§ What to do:
Lift out each line of the data that holds "title".

══ Record list

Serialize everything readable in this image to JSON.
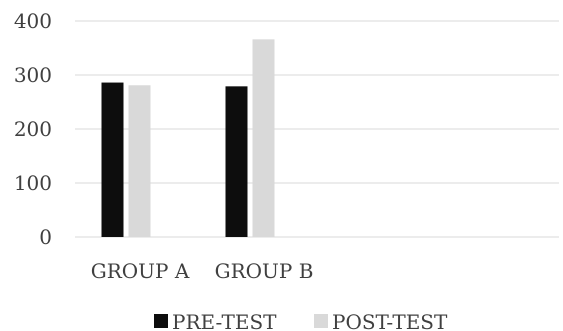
{
  "chart_data": {
    "type": "bar",
    "categories": [
      "GROUP A",
      "GROUP B"
    ],
    "series": [
      {
        "name": "PRE-TEST",
        "values": [
          286,
          279
        ],
        "color": "#0d0d0d"
      },
      {
        "name": "POST-TEST",
        "values": [
          281,
          366
        ],
        "color": "#d9d9d9"
      }
    ],
    "y_ticks": [
      "0",
      "100",
      "200",
      "300",
      "400"
    ],
    "ylim": [
      0,
      400
    ],
    "grid": true,
    "legend_position": "bottom",
    "title": "",
    "xlabel": "",
    "ylabel": ""
  }
}
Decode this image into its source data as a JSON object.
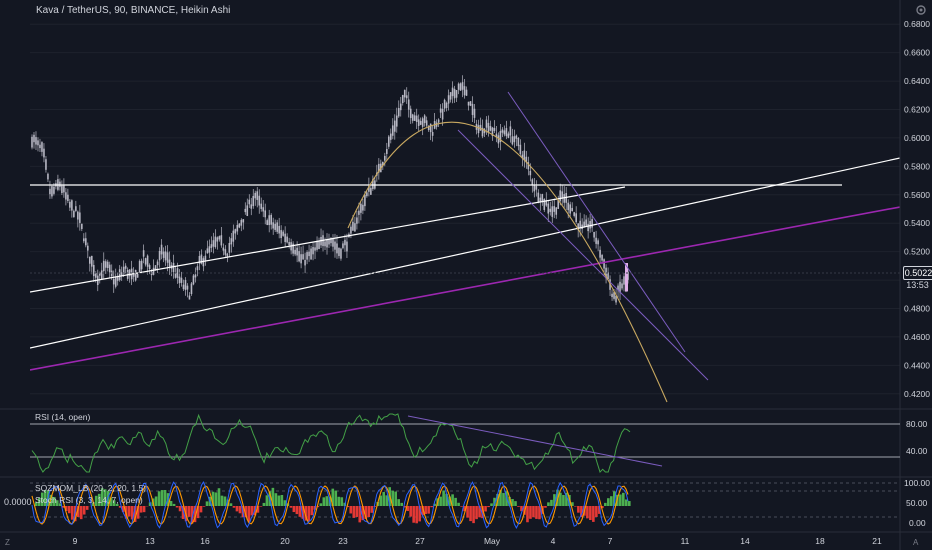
{
  "header": {
    "title": "Kava / TetherUS, 90, BINANCE, Heikin Ashi"
  },
  "price_axis": {
    "labels": [
      "0.6800",
      "0.6600",
      "0.6400",
      "0.6200",
      "0.6000",
      "0.5800",
      "0.5600",
      "0.5400",
      "0.5200",
      "0.5000",
      "0.4800",
      "0.4600",
      "0.4400",
      "0.4200"
    ],
    "current_price": "0.5022",
    "countdown": "13:53"
  },
  "time_axis": {
    "labels": [
      "9",
      "13",
      "16",
      "20",
      "23",
      "27",
      "May",
      "4",
      "7",
      "11",
      "14",
      "18",
      "21"
    ]
  },
  "indicators": {
    "rsi_label": "RSI (14, open)",
    "rsi_levels": [
      "80.00",
      "40.00"
    ],
    "sqzmom_label": "SQZMOM_LB (20, 2, 20, 1.5)",
    "stoch_label": "Stoch RSI (3, 3, 14, 7, open)",
    "lower_levels": [
      "100.00",
      "50.00",
      "0.00"
    ],
    "zero_value": "0.0000"
  },
  "corner": {
    "left": "Z",
    "right": "A"
  },
  "colors": {
    "background": "#131722",
    "candle": "#b8b8c4",
    "purple": "#9c27b0",
    "white_line": "#ffffff",
    "arc": "#c8a860",
    "rsi": "#43a047",
    "hist_green": "#4caf50",
    "hist_red": "#e53935",
    "stoch_k": "#2962ff",
    "stoch_d": "#ff9800"
  },
  "chart_data": {
    "type": "candlestick",
    "symbol": "Kava / TetherUS",
    "interval": "90",
    "exchange": "BINANCE",
    "style": "Heikin Ashi",
    "ylim": [
      0.41,
      0.69
    ],
    "current_price": 0.5022,
    "price_trace": [
      [
        0,
        0.6
      ],
      [
        0.6,
        0.59
      ],
      [
        1,
        0.56
      ],
      [
        1.5,
        0.568
      ],
      [
        2,
        0.553
      ],
      [
        2.5,
        0.545
      ],
      [
        3,
        0.52
      ],
      [
        3.5,
        0.502
      ],
      [
        4,
        0.51
      ],
      [
        4.5,
        0.498
      ],
      [
        5,
        0.508
      ],
      [
        5.5,
        0.5
      ],
      [
        6,
        0.516
      ],
      [
        6.5,
        0.505
      ],
      [
        7,
        0.52
      ],
      [
        7.5,
        0.51
      ],
      [
        8,
        0.498
      ],
      [
        8.5,
        0.49
      ],
      [
        9,
        0.512
      ],
      [
        9.5,
        0.52
      ],
      [
        10,
        0.528
      ],
      [
        10.5,
        0.52
      ],
      [
        11,
        0.535
      ],
      [
        11.5,
        0.548
      ],
      [
        12,
        0.56
      ],
      [
        12.5,
        0.545
      ],
      [
        13,
        0.538
      ],
      [
        13.5,
        0.532
      ],
      [
        14,
        0.525
      ],
      [
        14.5,
        0.513
      ],
      [
        15,
        0.518
      ],
      [
        15.5,
        0.525
      ],
      [
        16,
        0.53
      ],
      [
        16.5,
        0.52
      ],
      [
        17,
        0.528
      ],
      [
        17.5,
        0.545
      ],
      [
        18,
        0.56
      ],
      [
        18.5,
        0.572
      ],
      [
        19,
        0.59
      ],
      [
        19.5,
        0.61
      ],
      [
        20,
        0.63
      ],
      [
        20.5,
        0.615
      ],
      [
        21,
        0.612
      ],
      [
        21.5,
        0.605
      ],
      [
        22,
        0.618
      ],
      [
        22.5,
        0.628
      ],
      [
        23,
        0.638
      ],
      [
        23.5,
        0.625
      ],
      [
        24,
        0.605
      ],
      [
        24.5,
        0.61
      ],
      [
        25,
        0.6
      ],
      [
        25.5,
        0.605
      ],
      [
        26,
        0.598
      ],
      [
        26.5,
        0.585
      ],
      [
        27,
        0.565
      ],
      [
        27.5,
        0.555
      ],
      [
        28,
        0.548
      ],
      [
        28.5,
        0.56
      ],
      [
        29,
        0.55
      ],
      [
        29.5,
        0.535
      ],
      [
        30,
        0.54
      ],
      [
        30.5,
        0.52
      ],
      [
        31,
        0.5
      ],
      [
        31.2,
        0.485
      ],
      [
        31.6,
        0.495
      ],
      [
        32,
        0.502
      ]
    ]
  }
}
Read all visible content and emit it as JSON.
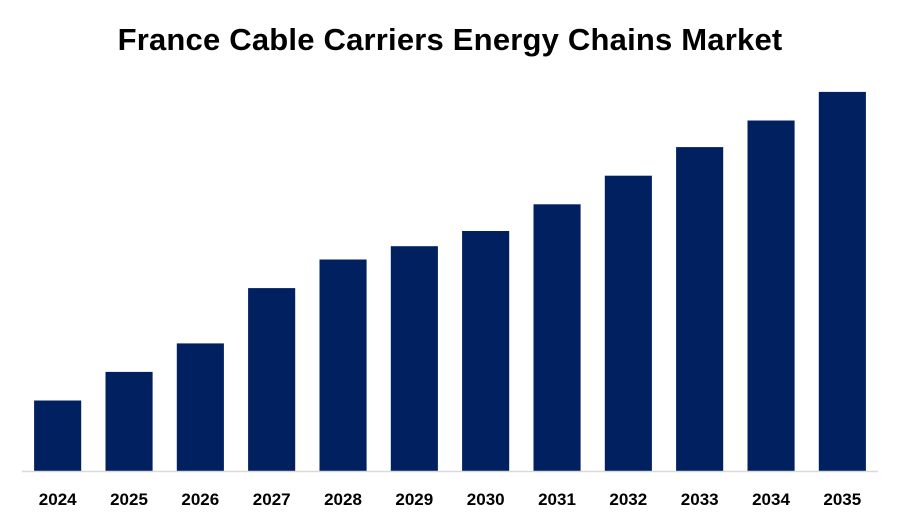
{
  "chart_data": {
    "type": "bar",
    "title": "France Cable Carriers Energy Chains Market",
    "categories": [
      "2024",
      "2025",
      "2026",
      "2027",
      "2028",
      "2029",
      "2030",
      "2031",
      "2032",
      "2033",
      "2034",
      "2035"
    ],
    "values": [
      18.5,
      26,
      33.5,
      48,
      55.5,
      59,
      63,
      70,
      77.5,
      85,
      92,
      99.5
    ],
    "xlabel": "",
    "ylabel": "",
    "ylim": [
      0,
      100
    ],
    "grid": false,
    "legend": "none",
    "bar_color": "#002060",
    "axis_color": "#d9d9d9"
  }
}
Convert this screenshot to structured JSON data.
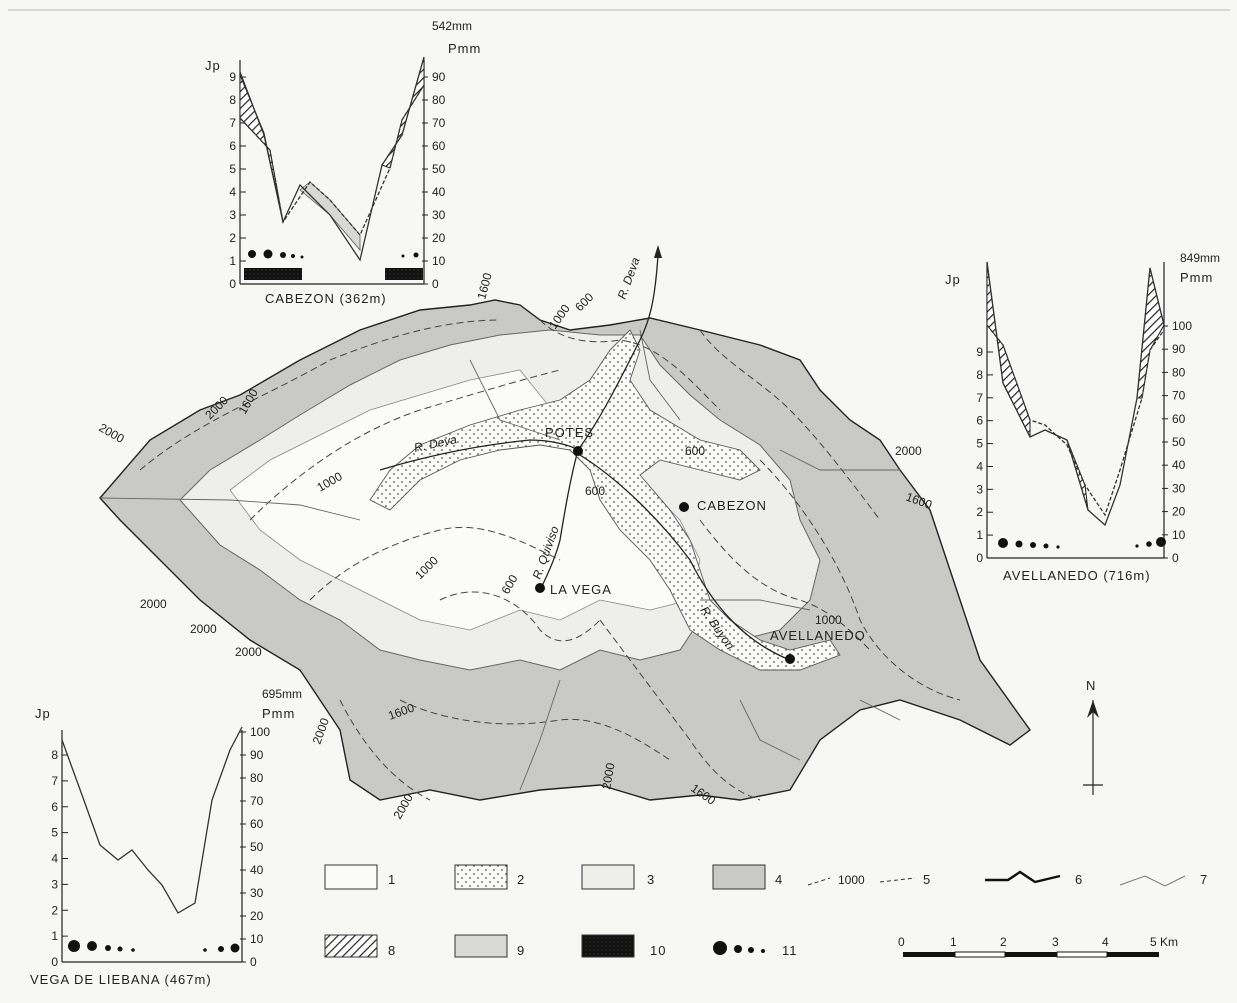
{
  "map": {
    "places": [
      {
        "name": "POTES"
      },
      {
        "name": "CABEZON"
      },
      {
        "name": "LA VEGA"
      },
      {
        "name": "AVELLANEDO"
      }
    ],
    "rivers": [
      "R. Deva",
      "R. Deva",
      "R. Quiviso",
      "R. Buyon"
    ],
    "contours": [
      "600",
      "1000",
      "1600",
      "2000"
    ],
    "north": "N"
  },
  "climographs": [
    {
      "id": "cabezon",
      "station": "CABEZON (362m)",
      "total": "542mm",
      "left_axis": "Jp",
      "right_axis": "Pmm",
      "left_ticks": [
        "0",
        "1",
        "2",
        "3",
        "4",
        "5",
        "6",
        "7",
        "8",
        "9"
      ],
      "right_ticks": [
        "0",
        "10",
        "20",
        "30",
        "40",
        "50",
        "60",
        "70",
        "80",
        "90"
      ]
    },
    {
      "id": "avellanedo",
      "station": "AVELLANEDO (716m)",
      "total": "849mm",
      "left_axis": "Jp",
      "right_axis": "Pmm",
      "left_ticks": [
        "0",
        "1",
        "2",
        "3",
        "4",
        "5",
        "6",
        "7",
        "8",
        "9"
      ],
      "right_ticks": [
        "0",
        "10",
        "20",
        "30",
        "40",
        "50",
        "60",
        "70",
        "80",
        "90",
        "100"
      ]
    },
    {
      "id": "vega",
      "station": "VEGA DE LIEBANA (467m)",
      "total": "695mm",
      "left_axis": "Jp",
      "right_axis": "Pmm",
      "left_ticks": [
        "0",
        "1",
        "2",
        "3",
        "4",
        "5",
        "6",
        "7",
        "8"
      ],
      "right_ticks": [
        "0",
        "10",
        "20",
        "30",
        "40",
        "50",
        "60",
        "70",
        "80",
        "90",
        "100"
      ]
    }
  ],
  "legend": {
    "items": [
      {
        "key": "1",
        "label": "1"
      },
      {
        "key": "2",
        "label": "2"
      },
      {
        "key": "3",
        "label": "3"
      },
      {
        "key": "4",
        "label": "4"
      },
      {
        "key": "5",
        "label": "5",
        "sample": "1000"
      },
      {
        "key": "6",
        "label": "6"
      },
      {
        "key": "7",
        "label": "7"
      },
      {
        "key": "8",
        "label": "8"
      },
      {
        "key": "9",
        "label": "9"
      },
      {
        "key": "10",
        "label": "10"
      },
      {
        "key": "11",
        "label": "11"
      }
    ]
  },
  "scale": {
    "ticks": [
      "0",
      "1",
      "2",
      "3",
      "4",
      "5 Km"
    ]
  },
  "colors": {
    "mountain": "#c9c9c6",
    "basin": "#fbfbfa",
    "valley": "#eeeeea",
    "ink": "#222222"
  }
}
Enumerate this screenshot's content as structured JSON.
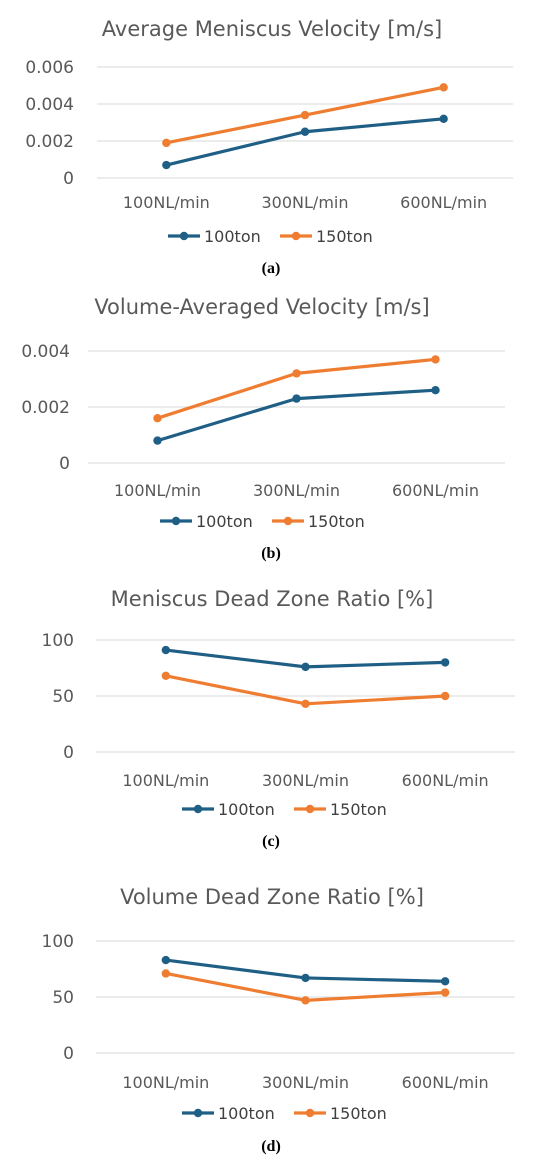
{
  "colors": {
    "series_100ton": "#1f5f86",
    "series_150ton": "#ef7d31",
    "grid": "#d9d9d9",
    "text": "#595959"
  },
  "chart_data": [
    {
      "type": "line",
      "title": "Average Meniscus Velocity [m/s]",
      "caption": "(a)",
      "categories": [
        "100NL/min",
        "300NL/min",
        "600NL/min"
      ],
      "ylim": [
        0,
        0.006
      ],
      "yticks": [
        "0",
        "0.002",
        "0.004",
        "0.006"
      ],
      "yticks_values": [
        0,
        0.002,
        0.004,
        0.006
      ],
      "grid": true,
      "legend": "bottom",
      "series": [
        {
          "name": "100ton",
          "values": [
            0.0007,
            0.0025,
            0.0032
          ]
        },
        {
          "name": "150ton",
          "values": [
            0.0019,
            0.0034,
            0.0049
          ]
        }
      ]
    },
    {
      "type": "line",
      "title": "Volume-Averaged Velocity [m/s]",
      "caption": "(b)",
      "categories": [
        "100NL/min",
        "300NL/min",
        "600NL/min"
      ],
      "ylim": [
        0,
        0.004
      ],
      "yticks": [
        "0",
        "0.002",
        "0.004"
      ],
      "yticks_values": [
        0,
        0.002,
        0.004
      ],
      "grid": true,
      "legend": "bottom",
      "series": [
        {
          "name": "100ton",
          "values": [
            0.0008,
            0.0023,
            0.0026
          ]
        },
        {
          "name": "150ton",
          "values": [
            0.0016,
            0.0032,
            0.0037
          ]
        }
      ]
    },
    {
      "type": "line",
      "title": "Meniscus Dead Zone Ratio [%]",
      "caption": "(c)",
      "categories": [
        "100NL/min",
        "300NL/min",
        "600NL/min"
      ],
      "ylim": [
        0,
        100
      ],
      "yticks": [
        "0",
        "50",
        "100"
      ],
      "yticks_values": [
        0,
        50,
        100
      ],
      "grid": true,
      "legend": "bottom",
      "series": [
        {
          "name": "100ton",
          "values": [
            91,
            76,
            80
          ]
        },
        {
          "name": "150ton",
          "values": [
            68,
            43,
            50
          ]
        }
      ]
    },
    {
      "type": "line",
      "title": "Volume Dead Zone Ratio [%]",
      "caption": "(d)",
      "categories": [
        "100NL/min",
        "300NL/min",
        "600NL/min"
      ],
      "ylim": [
        0,
        100
      ],
      "yticks": [
        "0",
        "50",
        "100"
      ],
      "yticks_values": [
        0,
        50,
        100
      ],
      "grid": true,
      "legend": "bottom",
      "series": [
        {
          "name": "100ton",
          "values": [
            83,
            67,
            64
          ]
        },
        {
          "name": "150ton",
          "values": [
            71,
            47,
            54
          ]
        }
      ]
    }
  ]
}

════

§ Correct answer:
    "title": "",
    "title": "Kava / TetherUS, 90, BINANCE, Heikin Ashi"
    "title": "France Cable Carriers Energy Chains Market",
      "title": "Average Meniscus Velocity [m/s]",
      "title": "Volume-Averaged Velocity [m/s]",
      "title": "Meniscus Dead Zone Ratio [%]",
      "title": "Volume Dead Zone Ratio [%]",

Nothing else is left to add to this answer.